## TEXT
—————

## Basic Probability

This is a discussion on Basic Probability within the The Foyer forums, part of the Off the Grid category; Dcraig kind of hit on what I’m driving at here. In any series of 4 coin flips, while the probability ...

 Mar 27, 2009, 12:18pm #16 Joined Jul 2003 Dcraig kind of hit on what I’m driving at here. In any series of 4 coin flips, while the probability of getting 2 consecutive heads is indeed 1 in 4 and the probability of getting 2 consecutive tails is 1 in 4, statistically, the probability of getting two consecutive tails OR two consecutive heads is 1 in 2. But of the 16 possible permutations from a 4 coin flip, there are 12 in 16 occurrences of two consecutive Heads, and 12 in 16 occurrences of two consecutive Tails. On that basis, the probability of two consecutive Heads in a 4 coin toss exercise is 3 in 4. Same for two consecutive Tails. So if two consecutive tails has a 3 in 4 and two consecutive heads has a 3 in 4, what it the probability of two consecutive heads OR two consecutive tails?

—————

## WORK TO DO
Repeat the basic probability text from "This is a discussion" up to and including "the probability ...", substituting "The Lounge" for "The Foyer".

Layout records
—————

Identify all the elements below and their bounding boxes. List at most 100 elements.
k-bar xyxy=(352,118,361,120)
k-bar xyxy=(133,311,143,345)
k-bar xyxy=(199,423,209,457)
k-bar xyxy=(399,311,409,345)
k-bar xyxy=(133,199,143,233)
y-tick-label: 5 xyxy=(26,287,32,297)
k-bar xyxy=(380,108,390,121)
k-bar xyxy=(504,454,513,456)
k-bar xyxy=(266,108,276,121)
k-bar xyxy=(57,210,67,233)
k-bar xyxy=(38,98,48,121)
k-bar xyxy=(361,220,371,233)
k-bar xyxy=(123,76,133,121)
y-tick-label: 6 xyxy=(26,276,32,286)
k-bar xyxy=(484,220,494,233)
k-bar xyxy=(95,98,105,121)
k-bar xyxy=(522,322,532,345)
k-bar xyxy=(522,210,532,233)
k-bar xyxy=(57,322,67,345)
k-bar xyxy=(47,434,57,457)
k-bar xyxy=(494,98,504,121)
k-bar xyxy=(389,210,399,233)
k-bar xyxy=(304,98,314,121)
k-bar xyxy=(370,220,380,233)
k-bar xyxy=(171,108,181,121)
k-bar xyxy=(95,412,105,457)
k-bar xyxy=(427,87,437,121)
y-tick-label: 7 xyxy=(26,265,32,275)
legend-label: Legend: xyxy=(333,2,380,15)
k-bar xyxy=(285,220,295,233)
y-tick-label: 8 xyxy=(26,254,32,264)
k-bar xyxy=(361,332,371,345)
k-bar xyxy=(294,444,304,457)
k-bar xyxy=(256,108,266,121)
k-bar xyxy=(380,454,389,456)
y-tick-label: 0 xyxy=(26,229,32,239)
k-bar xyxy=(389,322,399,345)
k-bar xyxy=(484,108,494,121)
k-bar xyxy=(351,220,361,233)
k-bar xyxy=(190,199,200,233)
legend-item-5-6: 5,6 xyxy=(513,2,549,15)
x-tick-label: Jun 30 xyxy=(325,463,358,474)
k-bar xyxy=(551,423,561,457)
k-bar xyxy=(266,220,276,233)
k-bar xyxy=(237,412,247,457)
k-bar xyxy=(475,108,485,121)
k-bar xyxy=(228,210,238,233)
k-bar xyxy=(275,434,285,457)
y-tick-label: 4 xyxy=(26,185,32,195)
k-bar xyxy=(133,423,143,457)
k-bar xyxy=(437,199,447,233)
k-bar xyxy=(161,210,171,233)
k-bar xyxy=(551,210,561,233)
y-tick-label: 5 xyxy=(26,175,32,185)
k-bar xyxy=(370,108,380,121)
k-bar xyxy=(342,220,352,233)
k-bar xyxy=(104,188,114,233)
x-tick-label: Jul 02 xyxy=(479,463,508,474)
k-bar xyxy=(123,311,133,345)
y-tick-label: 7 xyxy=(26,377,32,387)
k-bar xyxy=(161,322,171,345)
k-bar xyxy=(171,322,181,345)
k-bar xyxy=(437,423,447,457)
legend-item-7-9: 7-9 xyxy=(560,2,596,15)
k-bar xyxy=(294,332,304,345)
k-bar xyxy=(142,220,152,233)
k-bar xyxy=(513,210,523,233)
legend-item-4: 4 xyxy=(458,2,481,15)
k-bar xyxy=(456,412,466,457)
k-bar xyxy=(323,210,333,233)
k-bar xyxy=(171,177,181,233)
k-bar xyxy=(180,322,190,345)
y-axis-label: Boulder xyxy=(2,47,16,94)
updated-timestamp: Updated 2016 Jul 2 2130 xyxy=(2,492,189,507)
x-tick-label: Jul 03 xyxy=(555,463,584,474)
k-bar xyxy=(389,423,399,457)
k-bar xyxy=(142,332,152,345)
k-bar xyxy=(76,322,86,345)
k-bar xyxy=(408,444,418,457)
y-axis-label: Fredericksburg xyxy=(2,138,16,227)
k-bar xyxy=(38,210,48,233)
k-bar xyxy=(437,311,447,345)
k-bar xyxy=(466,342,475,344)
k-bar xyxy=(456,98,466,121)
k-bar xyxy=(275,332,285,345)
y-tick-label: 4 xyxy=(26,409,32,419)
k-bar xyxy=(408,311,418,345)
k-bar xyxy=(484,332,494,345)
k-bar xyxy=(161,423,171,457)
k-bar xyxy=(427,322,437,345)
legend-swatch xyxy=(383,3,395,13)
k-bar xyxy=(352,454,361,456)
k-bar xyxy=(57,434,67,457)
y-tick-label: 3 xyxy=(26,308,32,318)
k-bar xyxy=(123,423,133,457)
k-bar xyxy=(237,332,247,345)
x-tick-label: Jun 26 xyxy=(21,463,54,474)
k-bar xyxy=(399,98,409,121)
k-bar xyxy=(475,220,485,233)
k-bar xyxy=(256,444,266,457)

—————

## COMPLETE OUTPUT
This is a discussion on Basic Probability within the The Lounge forums, part of the Off the Grid category; Dcraig kind of hit on what I’m driving at here. In any series of 4 coin flips, while the probability ...